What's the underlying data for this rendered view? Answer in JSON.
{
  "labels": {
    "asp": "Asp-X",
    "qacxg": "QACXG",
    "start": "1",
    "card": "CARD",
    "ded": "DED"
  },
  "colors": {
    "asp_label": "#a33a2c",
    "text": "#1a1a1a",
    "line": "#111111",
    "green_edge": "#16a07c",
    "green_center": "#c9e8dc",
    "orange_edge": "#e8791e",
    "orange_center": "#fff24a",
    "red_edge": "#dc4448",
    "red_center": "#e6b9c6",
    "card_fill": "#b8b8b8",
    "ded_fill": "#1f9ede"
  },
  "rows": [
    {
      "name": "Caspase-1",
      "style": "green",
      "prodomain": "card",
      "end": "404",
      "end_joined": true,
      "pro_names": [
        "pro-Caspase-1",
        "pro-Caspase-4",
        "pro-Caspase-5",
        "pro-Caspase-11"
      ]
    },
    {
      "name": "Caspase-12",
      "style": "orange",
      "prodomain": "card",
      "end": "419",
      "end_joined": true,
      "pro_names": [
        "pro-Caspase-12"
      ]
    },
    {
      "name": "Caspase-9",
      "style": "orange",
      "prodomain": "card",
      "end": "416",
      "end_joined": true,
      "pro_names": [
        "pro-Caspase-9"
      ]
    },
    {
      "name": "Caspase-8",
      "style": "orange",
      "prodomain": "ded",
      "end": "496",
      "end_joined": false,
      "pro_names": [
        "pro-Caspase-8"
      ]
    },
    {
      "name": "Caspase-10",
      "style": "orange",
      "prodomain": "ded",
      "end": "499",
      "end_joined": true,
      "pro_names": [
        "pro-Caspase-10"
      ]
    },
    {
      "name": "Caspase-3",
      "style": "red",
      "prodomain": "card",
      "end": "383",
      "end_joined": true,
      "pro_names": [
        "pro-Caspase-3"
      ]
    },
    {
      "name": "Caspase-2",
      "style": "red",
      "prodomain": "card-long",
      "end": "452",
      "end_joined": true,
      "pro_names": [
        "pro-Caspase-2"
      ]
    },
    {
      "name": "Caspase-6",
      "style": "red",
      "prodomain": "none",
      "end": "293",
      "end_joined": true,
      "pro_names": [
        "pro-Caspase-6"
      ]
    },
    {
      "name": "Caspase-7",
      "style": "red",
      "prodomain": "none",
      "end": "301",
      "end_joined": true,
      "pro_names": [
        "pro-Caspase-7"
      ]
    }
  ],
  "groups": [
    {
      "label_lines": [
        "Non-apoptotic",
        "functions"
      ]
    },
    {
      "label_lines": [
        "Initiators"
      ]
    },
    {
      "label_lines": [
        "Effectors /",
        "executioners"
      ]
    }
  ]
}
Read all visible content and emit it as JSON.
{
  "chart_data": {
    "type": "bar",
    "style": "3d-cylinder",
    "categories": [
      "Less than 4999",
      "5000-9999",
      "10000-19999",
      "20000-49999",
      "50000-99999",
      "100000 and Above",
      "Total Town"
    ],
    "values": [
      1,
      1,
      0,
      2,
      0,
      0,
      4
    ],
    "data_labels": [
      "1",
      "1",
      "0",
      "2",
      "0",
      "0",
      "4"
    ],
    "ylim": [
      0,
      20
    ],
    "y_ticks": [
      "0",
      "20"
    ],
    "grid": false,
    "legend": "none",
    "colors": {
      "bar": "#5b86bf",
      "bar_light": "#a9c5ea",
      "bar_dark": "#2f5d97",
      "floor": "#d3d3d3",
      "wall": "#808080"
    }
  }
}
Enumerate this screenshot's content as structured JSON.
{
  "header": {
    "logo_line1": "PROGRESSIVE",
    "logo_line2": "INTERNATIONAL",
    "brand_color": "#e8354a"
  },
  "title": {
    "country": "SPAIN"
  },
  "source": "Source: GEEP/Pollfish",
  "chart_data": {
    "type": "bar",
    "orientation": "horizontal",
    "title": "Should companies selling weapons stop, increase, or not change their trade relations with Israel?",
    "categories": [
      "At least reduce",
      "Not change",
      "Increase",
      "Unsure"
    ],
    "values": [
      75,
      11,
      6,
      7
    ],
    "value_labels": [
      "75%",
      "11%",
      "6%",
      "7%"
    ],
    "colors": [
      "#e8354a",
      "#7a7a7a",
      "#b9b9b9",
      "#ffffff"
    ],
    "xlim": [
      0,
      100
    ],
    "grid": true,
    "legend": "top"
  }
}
-------
● Short exercise: Write the data from above out again, exactly.

● Answer to this exercise:
What's the underlying data for this rendered view? Answer in JSON.
{
  "labels": {
    "asp": "Asp-X",
    "qacxg": "QACXG",
    "start": "1",
    "card": "CARD",
    "ded": "DED"
  },
  "colors": {
    "asp_label": "#a33a2c",
    "text": "#1a1a1a",
    "line": "#111111",
    "green_edge": "#16a07c",
    "green_center": "#c9e8dc",
    "orange_edge": "#e8791e",
    "orange_center": "#fff24a",
    "red_edge": "#dc4448",
    "red_center": "#e6b9c6",
    "card_fill": "#b8b8b8",
    "ded_fill": "#1f9ede"
  },
  "rows": [
    {
      "name": "Caspase-1",
      "style": "green",
      "prodomain": "card",
      "end": "404",
      "end_joined": true,
      "pro_names": [
        "pro-Caspase-1",
        "pro-Caspase-4",
        "pro-Caspase-5",
        "pro-Caspase-11"
      ]
    },
    {
      "name": "Caspase-12",
      "style": "orange",
      "prodomain": "card",
      "end": "419",
      "end_joined": true,
      "pro_names": [
        "pro-Caspase-12"
      ]
    },
    {
      "name": "Caspase-9",
      "style": "orange",
      "prodomain": "card",
      "end": "416",
      "end_joined": true,
      "pro_names": [
        "pro-Caspase-9"
      ]
    },
    {
      "name": "Caspase-8",
      "style": "orange",
      "prodomain": "ded",
      "end": "496",
      "end_joined": false,
      "pro_names": [
        "pro-Caspase-8"
      ]
    },
    {
      "name": "Caspase-10",
      "style": "orange",
      "prodomain": "ded",
      "end": "499",
      "end_joined": true,
      "pro_names": [
        "pro-Caspase-10"
      ]
    },
    {
      "name": "Caspase-3",
      "style": "red",
      "prodomain": "card",
      "end": "383",
      "end_joined": true,
      "pro_names": [
        "pro-Caspase-3"
      ]
    },
    {
      "name": "Caspase-2",
      "style": "red",
      "prodomain": "card-long",
      "end": "452",
      "end_joined": true,
      "pro_names": [
        "pro-Caspase-2"
      ]
    },
    {
      "name": "Caspase-6",
      "style": "red",
      "prodomain": "none",
      "end": "293",
      "end_joined": true,
      "pro_names": [
        "pro-Caspase-6"
      ]
    },
    {
      "name": "Caspase-7",
      "style": "red",
      "prodomain": "none",
      "end": "301",
      "end_joined": true,
      "pro_names": [
        "pro-Caspase-7"
      ]
    }
  ],
  "groups": [
    {
      "label_lines": [
        "Non-apoptotic",
        "functions"
      ]
    },
    {
      "label_lines": [
        "Initiators"
      ]
    },
    {
      "label_lines": [
        "Effectors /",
        "executioners"
      ]
    }
  ]
}
Read all visible content and emit it as JSON.
{
  "chart_data": {
    "type": "bar",
    "style": "3d-cylinder",
    "categories": [
      "Less than 4999",
      "5000-9999",
      "10000-19999",
      "20000-49999",
      "50000-99999",
      "100000 and Above",
      "Total Town"
    ],
    "values": [
      1,
      1,
      0,
      2,
      0,
      0,
      4
    ],
    "data_labels": [
      "1",
      "1",
      "0",
      "2",
      "0",
      "0",
      "4"
    ],
    "ylim": [
      0,
      20
    ],
    "y_ticks": [
      "0",
      "20"
    ],
    "grid": false,
    "legend": "none",
    "colors": {
      "bar": "#5b86bf",
      "bar_light": "#a9c5ea",
      "bar_dark": "#2f5d97",
      "floor": "#d3d3d3",
      "wall": "#808080"
    }
  }
}
Enumerate this screenshot's content as structured JSON.
{
  "header": {
    "logo_line1": "PROGRESSIVE",
    "logo_line2": "INTERNATIONAL",
    "brand_color": "#e8354a"
  },
  "title": {
    "country": "SPAIN"
  },
  "source": "Source: GEEP/Pollfish",
  "chart_data": {
    "type": "bar",
    "orientation": "horizontal",
    "title": "Should companies selling weapons stop, increase, or not change their trade relations with Israel?",
    "categories": [
      "At least reduce",
      "Not change",
      "Increase",
      "Unsure"
    ],
    "values": [
      75,
      11,
      6,
      7
    ],
    "value_labels": [
      "75%",
      "11%",
      "6%",
      "7%"
    ],
    "colors": [
      "#e8354a",
      "#7a7a7a",
      "#b9b9b9",
      "#ffffff"
    ],
    "xlim": [
      0,
      100
    ],
    "grid": true,
    "legend": "top"
  }
}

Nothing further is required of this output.